TO BE DONE
Pictures aside, write out every record exactly as it appears.

PROVIDED DATA
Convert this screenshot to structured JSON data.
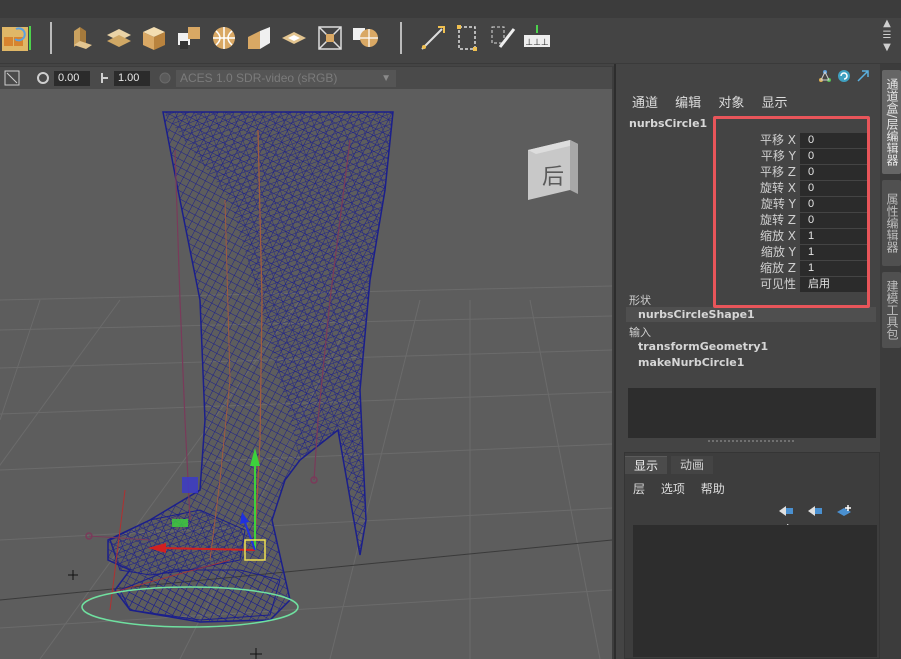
{
  "viewport": {
    "field1": "0.00",
    "field2": "1.00",
    "colorspace": "ACES 1.0 SDR-video (sRGB)",
    "viewcube_label": "后"
  },
  "channel_box": {
    "menu": [
      "通道",
      "编辑",
      "对象",
      "显示"
    ],
    "object_name": "nurbsCircle1",
    "attributes": [
      {
        "label": "平移 X",
        "value": "0"
      },
      {
        "label": "平移 Y",
        "value": "0"
      },
      {
        "label": "平移 Z",
        "value": "0"
      },
      {
        "label": "旋转 X",
        "value": "0"
      },
      {
        "label": "旋转 Y",
        "value": "0"
      },
      {
        "label": "旋转 Z",
        "value": "0"
      },
      {
        "label": "缩放 X",
        "value": "1"
      },
      {
        "label": "缩放 Y",
        "value": "1"
      },
      {
        "label": "缩放 Z",
        "value": "1"
      },
      {
        "label": "可见性",
        "value": "启用"
      }
    ],
    "shapes_title": "形状",
    "shape_name": "nurbsCircleShape1",
    "inputs_title": "输入",
    "inputs": [
      "transformGeometry1",
      "makeNurbCircle1"
    ]
  },
  "layer_editor": {
    "tabs": [
      "显示",
      "动画"
    ],
    "menu": [
      "层",
      "选项",
      "帮助"
    ]
  },
  "side_tabs": [
    "通道盒/层编辑器",
    "属性编辑器",
    "建模工具包"
  ],
  "colors": {
    "highlight": "#e8555a",
    "wireframe": "#1b1f8c",
    "selection_circle": "#6fe0a0"
  }
}
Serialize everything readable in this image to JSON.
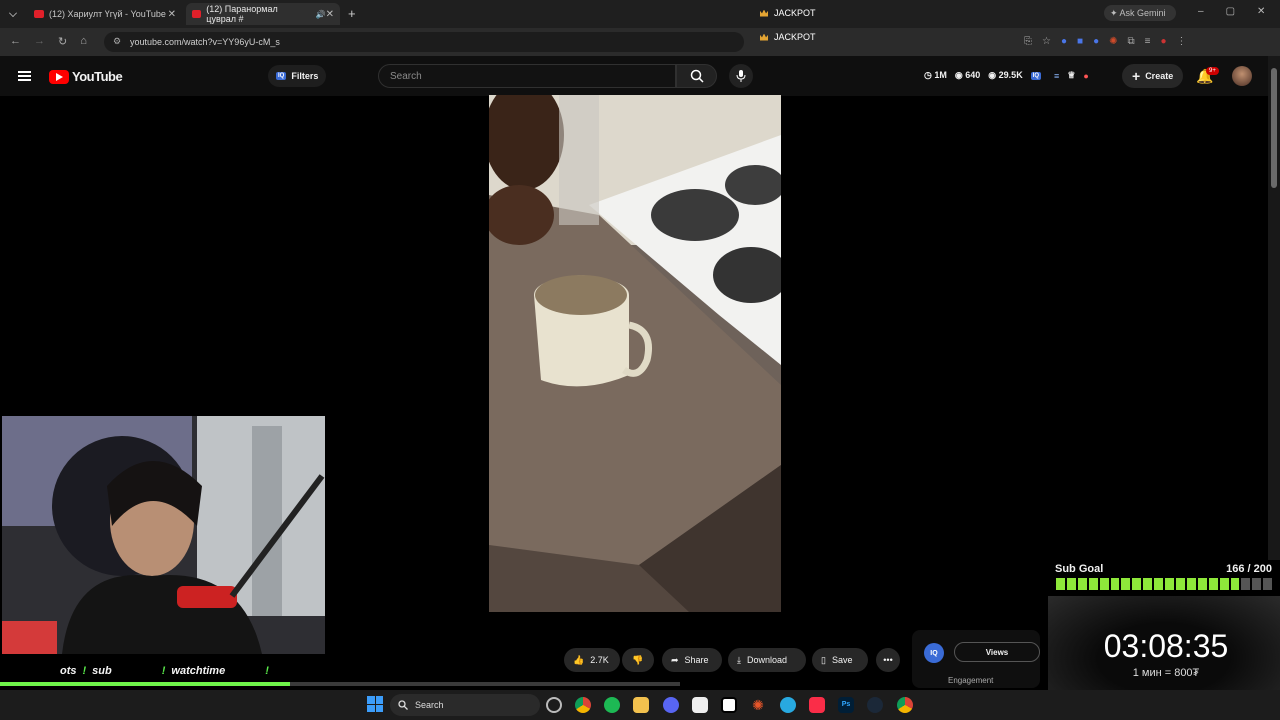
{
  "browser": {
    "tabs": [
      {
        "title": "(12) Хариулт Үгүй - YouTube"
      },
      {
        "title": "(12) Паранормал цуврал #"
      }
    ],
    "url": "youtube.com/watch?v=YY96yU-cM_s",
    "bookmarks": [
      "JACKPOT",
      "JACKPOT"
    ],
    "gemini_label": "Ask Gemini"
  },
  "youtube": {
    "brand": "YouTube",
    "filters_label": "Filters",
    "iq_badge": "IQ",
    "search_placeholder": "Search",
    "stats": {
      "views": "1M",
      "likes": "640",
      "subs": "29.5K"
    },
    "create_label": "Create",
    "notif_badge": "9+"
  },
  "actions": {
    "like_count": "2.7K",
    "share_label": "Share",
    "download_label": "Download",
    "save_label": "Save"
  },
  "iq_panel": {
    "views_tab": "Views",
    "engagement_label": "Engagement"
  },
  "stream_overlay": {
    "alert_items": [
      "ots",
      "sub",
      "watchtime"
    ],
    "sub_goal_label": "Sub Goal",
    "sub_goal_progress": "166 / 200",
    "sub_goal_fraction": 0.83,
    "timer": "03:08:35",
    "rate": "1 мин = 800₮"
  },
  "taskbar": {
    "search_label": "Search"
  },
  "colors": {
    "yt_red": "#ff0000",
    "goal_green": "#8ee83a",
    "accent_yellow": "#f7e21a"
  }
}
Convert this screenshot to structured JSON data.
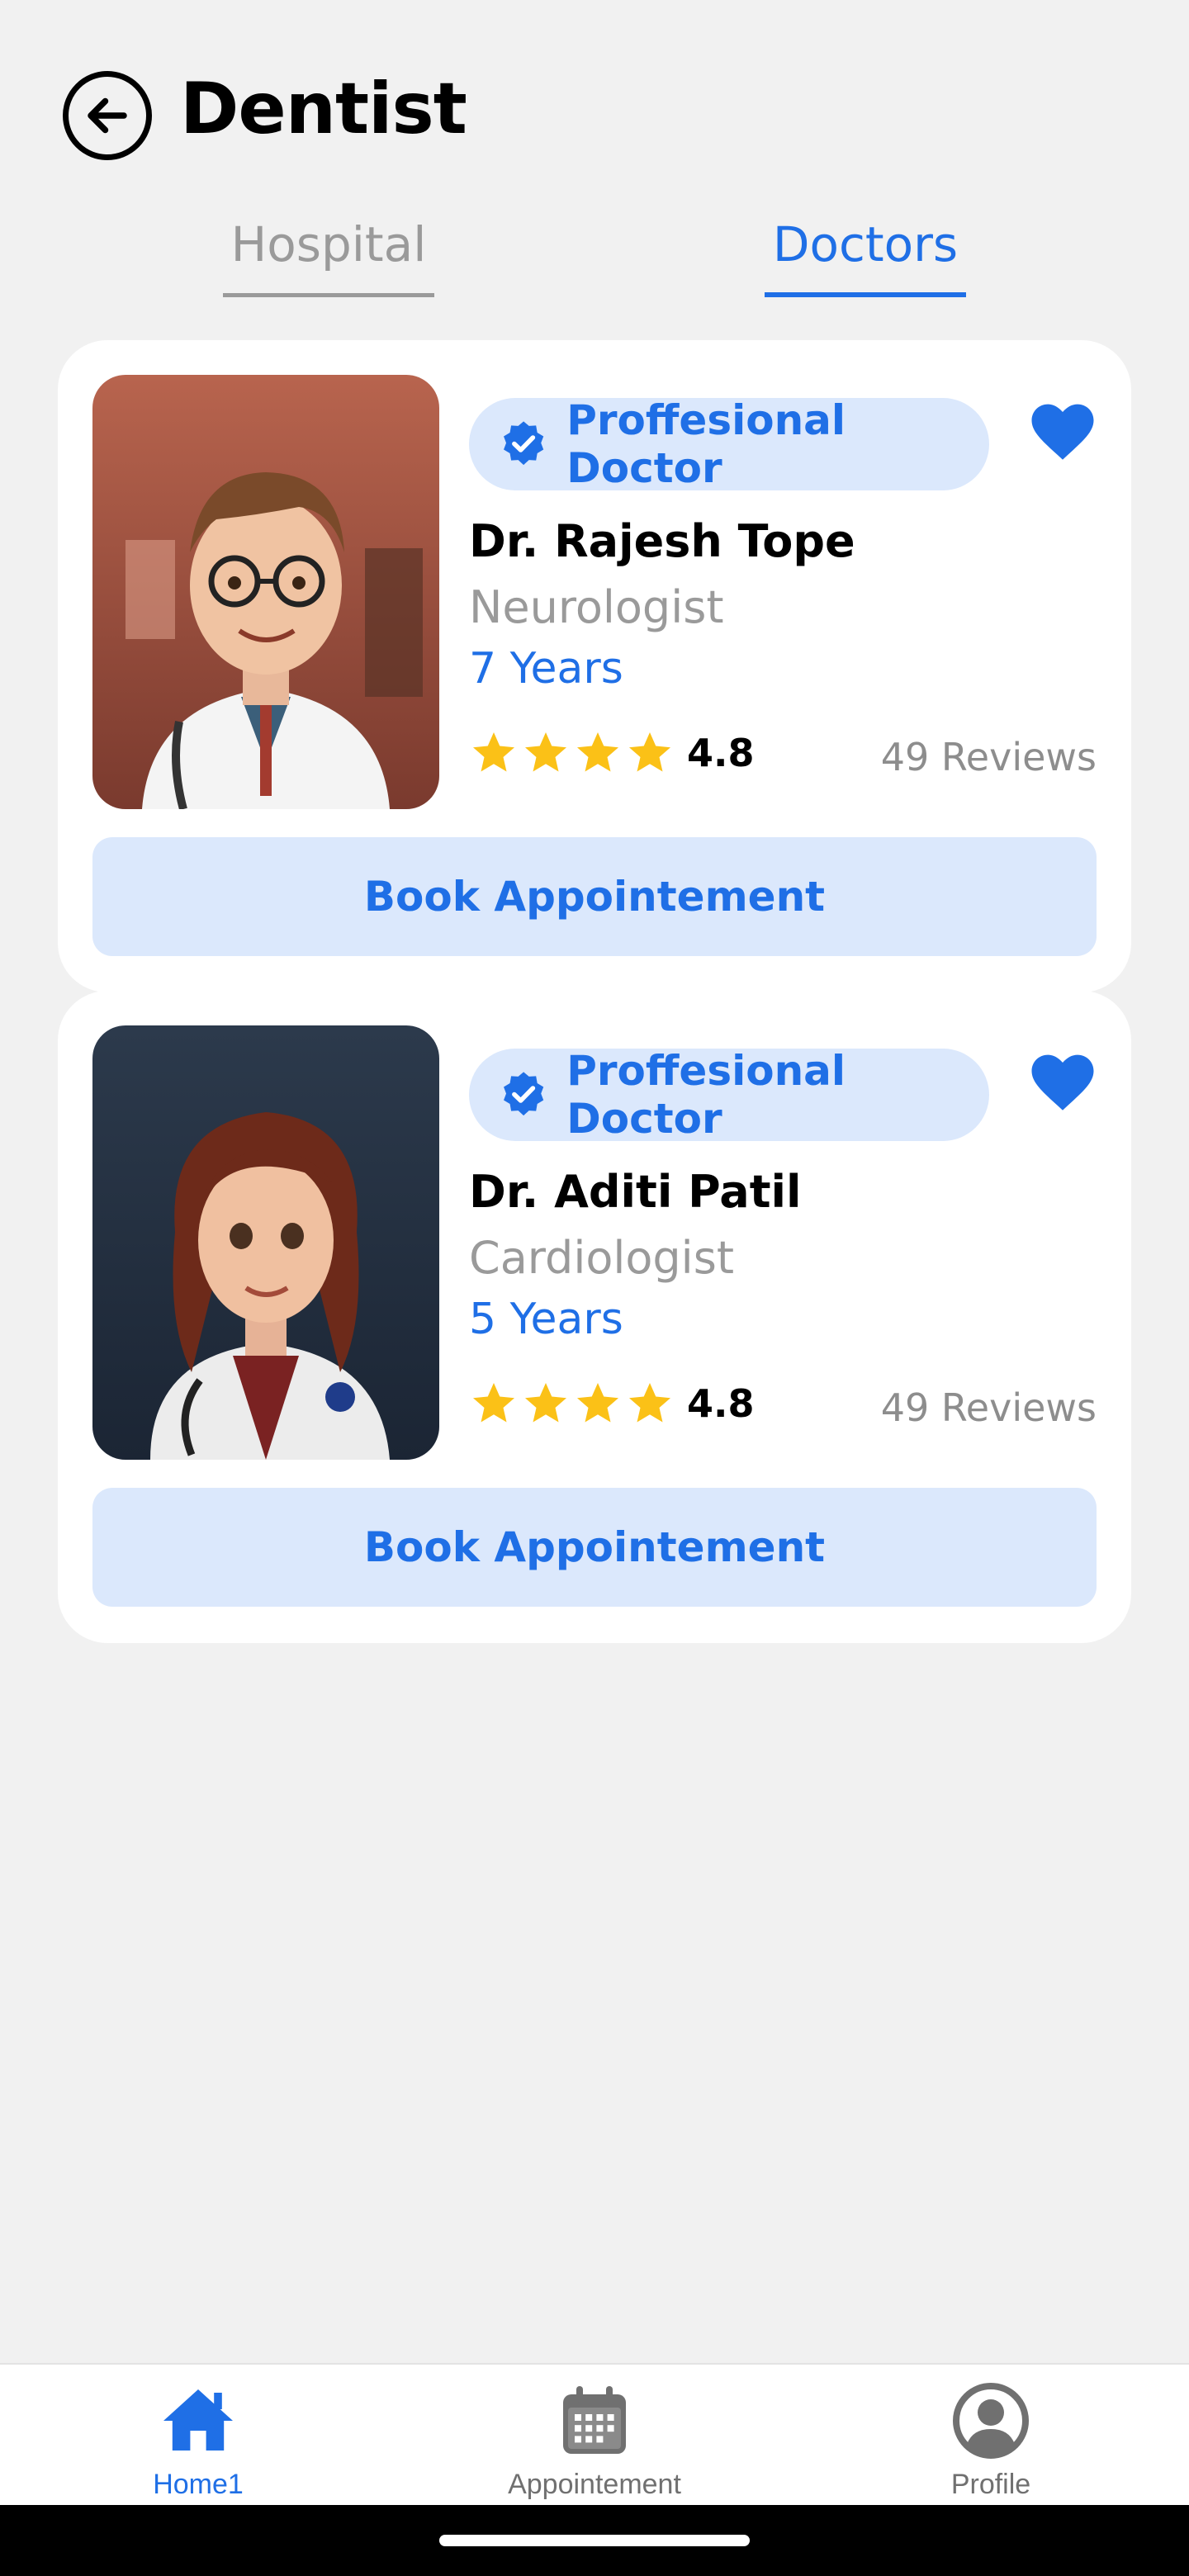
{
  "header": {
    "title": "Dentist",
    "back_icon": "arrow-left-circle-icon"
  },
  "tabs": [
    {
      "label": "Hospital",
      "active": false
    },
    {
      "label": "Doctors",
      "active": true
    }
  ],
  "colors": {
    "accent": "#1f6fe6",
    "accent_light": "#dbe8fc",
    "star": "#fbc117",
    "background": "#f1f1f1"
  },
  "doctors": [
    {
      "badge": "Proffesional Doctor",
      "name": "Dr. Rajesh Tope",
      "specialty": "Neurologist",
      "experience": "7 Years",
      "rating": "4.8",
      "stars": 4,
      "reviews": "49 Reviews",
      "favorite": true,
      "book_label": "Book Appointement"
    },
    {
      "badge": "Proffesional Doctor",
      "name": "Dr. Aditi Patil",
      "specialty": "Cardiologist",
      "experience": "5 Years",
      "rating": "4.8",
      "stars": 4,
      "reviews": "49 Reviews",
      "favorite": true,
      "book_label": "Book Appointement"
    }
  ],
  "bottom_nav": [
    {
      "label": "Home1",
      "icon": "home-icon",
      "active": true
    },
    {
      "label": "Appointement",
      "icon": "calendar-icon",
      "active": false
    },
    {
      "label": "Profile",
      "icon": "profile-icon",
      "active": false
    }
  ]
}
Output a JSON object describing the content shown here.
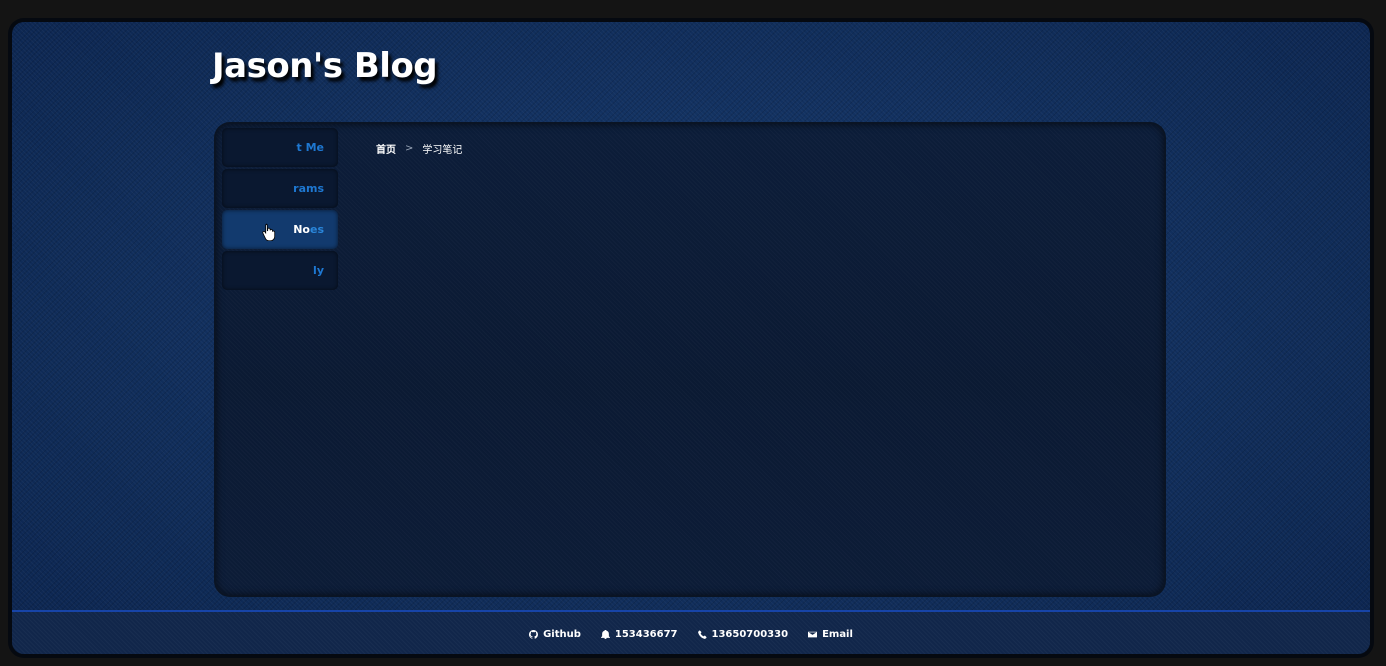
{
  "header": {
    "title": "Jason's Blog"
  },
  "nav": {
    "items": [
      {
        "label": "t Me"
      },
      {
        "label": "rams"
      },
      {
        "label_strong": "No",
        "label_rest": "es",
        "active": true
      },
      {
        "label": "ly"
      }
    ]
  },
  "breadcrumb": {
    "home": "首页",
    "separator": ">",
    "current": "学习笔记"
  },
  "footer": {
    "github": {
      "icon": "github-icon",
      "label": "Github"
    },
    "qq": {
      "icon": "bell-icon",
      "label": "153436677"
    },
    "phone": {
      "icon": "phone-icon",
      "label": "13650700330"
    },
    "email": {
      "icon": "mail-icon",
      "label": "Email"
    }
  },
  "colors": {
    "background": "#143565",
    "panel": "#0c1c37",
    "nav_text": "#1e78d2",
    "nav_active": "#123a6e",
    "footer_border": "#1744a8"
  }
}
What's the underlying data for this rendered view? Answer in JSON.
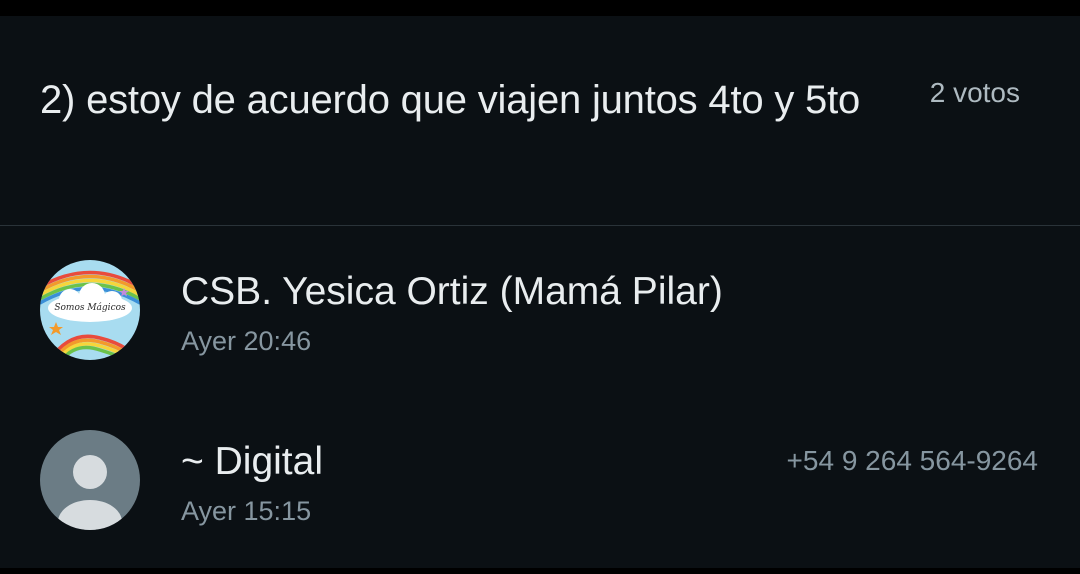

WRITTEN RESPONSE
Convert this screenshot to structured JSON data.
{
  "viewport": {
    "field1": "0.00",
    "field2": "1.00",
    "colorspace": "ACES 1.0 SDR-video (sRGB)",
    "viewcube_label": "后"
  },
  "channel_box": {
    "menu": [
      "通道",
      "编辑",
      "对象",
      "显示"
    ],
    "object_name": "nurbsCircle1",
    "attributes": [
      {
        "label": "平移 X",
        "value": "0"
      },
      {
        "label": "平移 Y",
        "value": "0"
      },
      {
        "label": "平移 Z",
        "value": "0"
      },
      {
        "label": "旋转 X",
        "value": "0"
      },
      {
        "label": "旋转 Y",
        "value": "0"
      },
      {
        "label": "旋转 Z",
        "value": "0"
      },
      {
        "label": "缩放 X",
        "value": "1"
      },
      {
        "label": "缩放 Y",
        "value": "1"
      },
      {
        "label": "缩放 Z",
        "value": "1"
      },
      {
        "label": "可见性",
        "value": "启用"
      }
    ],
    "shapes_title": "形状",
    "shape_name": "nurbsCircleShape1",
    "inputs_title": "输入",
    "inputs": [
      "transformGeometry1",
      "makeNurbCircle1"
    ]
  },
  "layer_editor": {
    "tabs": [
      "显示",
      "动画"
    ],
    "menu": [
      "层",
      "选项",
      "帮助"
    ]
  },
  "side_tabs": [
    "通道盒/层编辑器",
    "属性编辑器",
    "建模工具包"
  ],
  "colors": {
    "highlight": "#e8555a",
    "wireframe": "#1b1f8c",
    "selection_circle": "#6fe0a0"
  }
}
Serialize everything readable in this image to JSON.
{
  "browser": {
    "tabs": [
      {
        "title": "(12) Хариулт Үгүй - YouTube"
      },
      {
        "title": "(12) Паранормал цуврал #"
      }
    ],
    "url": "youtube.com/watch?v=YY96yU-cM_s",
    "bookmarks": [
      "JACKPOT",
      "JACKPOT"
    ],
    "gemini_label": "Ask Gemini"
  },
  "youtube": {
    "brand": "YouTube",
    "filters_label": "Filters",
    "iq_badge": "IQ",
    "search_placeholder": "Search",
    "stats": {
      "views": "1M",
      "likes": "640",
      "subs": "29.5K"
    },
    "create_label": "Create",
    "notif_badge": "9+"
  },
  "actions": {
    "like_count": "2.7K",
    "share_label": "Share",
    "download_label": "Download",
    "save_label": "Save"
  },
  "iq_panel": {
    "views_tab": "Views",
    "engagement_label": "Engagement"
  },
  "stream_overlay": {
    "alert_items": [
      "ots",
      "sub",
      "watchtime"
    ],
    "sub_goal_label": "Sub Goal",
    "sub_goal_progress": "166 / 200",
    "sub_goal_fraction": 0.83,
    "timer": "03:08:35",
    "rate": "1 мин = 800₮"
  },
  "taskbar": {
    "search_label": "Search"
  },
  "colors": {
    "yt_red": "#ff0000",
    "goal_green": "#8ee83a",
    "accent_yellow": "#f7e21a"
  }
}
Convert this screenshot to structured JSON data.
{
  "header": {
    "title": "Dentist",
    "back_icon": "arrow-left-circle-icon"
  },
  "tabs": [
    {
      "label": "Hospital",
      "active": false
    },
    {
      "label": "Doctors",
      "active": true
    }
  ],
  "colors": {
    "accent": "#1f6fe6",
    "accent_light": "#dbe8fc",
    "star": "#fbc117",
    "background": "#f1f1f1"
  },
  "doctors": [
    {
      "badge": "Proffesional Doctor",
      "name": "Dr. Rajesh Tope",
      "specialty": "Neurologist",
      "experience": "7 Years",
      "rating": "4.8",
      "stars": 4,
      "reviews": "49 Reviews",
      "favorite": true,
      "book_label": "Book Appointement"
    },
    {
      "badge": "Proffesional Doctor",
      "name": "Dr. Aditi Patil",
      "specialty": "Cardiologist",
      "experience": "5 Years",
      "rating": "4.8",
      "stars": 4,
      "reviews": "49 Reviews",
      "favorite": true,
      "book_label": "Book Appointement"
    }
  ],
  "bottom_nav": [
    {
      "label": "Home1",
      "icon": "home-icon",
      "active": true
    },
    {
      "label": "Appointement",
      "icon": "calendar-icon",
      "active": false
    },
    {
      "label": "Profile",
      "icon": "profile-icon",
      "active": false
    }
  ]
}
Output a JSON object describing the content shown here.
{
  "header": {
    "title": "Jason's Blog"
  },
  "nav": {
    "items": [
      {
        "label": "t Me"
      },
      {
        "label": "rams"
      },
      {
        "label_strong": "No",
        "label_rest": "es",
        "active": true
      },
      {
        "label": "ly"
      }
    ]
  },
  "breadcrumb": {
    "home": "首页",
    "separator": ">",
    "current": "学习笔记"
  },
  "footer": {
    "github": {
      "icon": "github-icon",
      "label": "Github"
    },
    "qq": {
      "icon": "bell-icon",
      "label": "153436677"
    },
    "phone": {
      "icon": "phone-icon",
      "label": "13650700330"
    },
    "email": {
      "icon": "mail-icon",
      "label": "Email"
    }
  },
  "colors": {
    "background": "#143565",
    "panel": "#0c1c37",
    "nav_text": "#1e78d2",
    "nav_active": "#123a6e",
    "footer_border": "#1744a8"
  }
}
What's the underlying data for this rendered view? Answer in JSON.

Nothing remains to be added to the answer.